The exercise
The listing below should be written out exactly; please include all of it.

(Entries from a dataset)
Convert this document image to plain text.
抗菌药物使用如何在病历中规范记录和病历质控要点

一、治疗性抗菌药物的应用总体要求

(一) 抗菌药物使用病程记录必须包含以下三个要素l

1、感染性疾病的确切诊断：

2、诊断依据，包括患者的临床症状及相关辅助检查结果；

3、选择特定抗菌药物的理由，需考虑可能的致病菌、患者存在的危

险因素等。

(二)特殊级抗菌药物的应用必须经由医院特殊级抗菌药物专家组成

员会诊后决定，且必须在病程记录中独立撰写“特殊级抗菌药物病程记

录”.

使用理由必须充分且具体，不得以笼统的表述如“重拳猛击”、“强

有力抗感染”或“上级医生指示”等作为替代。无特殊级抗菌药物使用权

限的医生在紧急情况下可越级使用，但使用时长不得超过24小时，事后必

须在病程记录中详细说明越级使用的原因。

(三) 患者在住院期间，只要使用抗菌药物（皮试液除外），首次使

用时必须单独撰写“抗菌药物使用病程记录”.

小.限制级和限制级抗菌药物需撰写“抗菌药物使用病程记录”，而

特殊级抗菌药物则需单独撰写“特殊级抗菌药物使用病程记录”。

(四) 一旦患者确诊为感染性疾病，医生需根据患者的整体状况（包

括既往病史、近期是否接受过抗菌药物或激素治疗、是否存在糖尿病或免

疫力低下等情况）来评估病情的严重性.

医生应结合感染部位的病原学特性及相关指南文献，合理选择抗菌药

Task result
Convert this document image to plain text.
抗菌药物使用如何在病历中规范记录和病历质控要点

一、治疗性抗菌药物的应用总体要求

(一) 抗菌药物使用病程记录必须包含以下三个要素l

1、感染性疾病的确切诊断：

2、诊断依据，包括患者的临床症状及相关辅助检查结果；

3、选择特定抗菌药物的理由，需考虑可能的致病菌、患者存在的危

险因素等。

(二)特殊级抗菌药物的应用必须经由医院特殊级抗菌药物专家组成

员会诊后决定，且必须在病程记录中独立撰写“特殊级抗菌药物病程记

录”.

使用理由必须充分且具体，不得以笼统的表述如“重拳猛击”、“强

有力抗感染”或“上级医生指示”等作为替代。无特殊级抗菌药物使用权

限的医生在紧急情况下可越级使用，但使用时长不得超过24小时，事后必

须在病程记录中详细说明越级使用的原因。

(三) 患者在住院期间，只要使用抗菌药物（皮试液除外），首次使

用时必须单独撰写“抗菌药物使用病程记录”.

小.限制级和限制级抗菌药物需撰写“抗菌药物使用病程记录”，而

特殊级抗菌药物则需单独撰写“特殊级抗菌药物使用病程记录”。

(四) 一旦患者确诊为感染性疾病，医生需根据患者的整体状况（包

括既往病史、近期是否接受过抗菌药物或激素治疗、是否存在糖尿病或免

疫力低下等情况）来评估病情的严重性.

医生应结合感染部位的病原学特性及相关指南文献，合理选择抗菌药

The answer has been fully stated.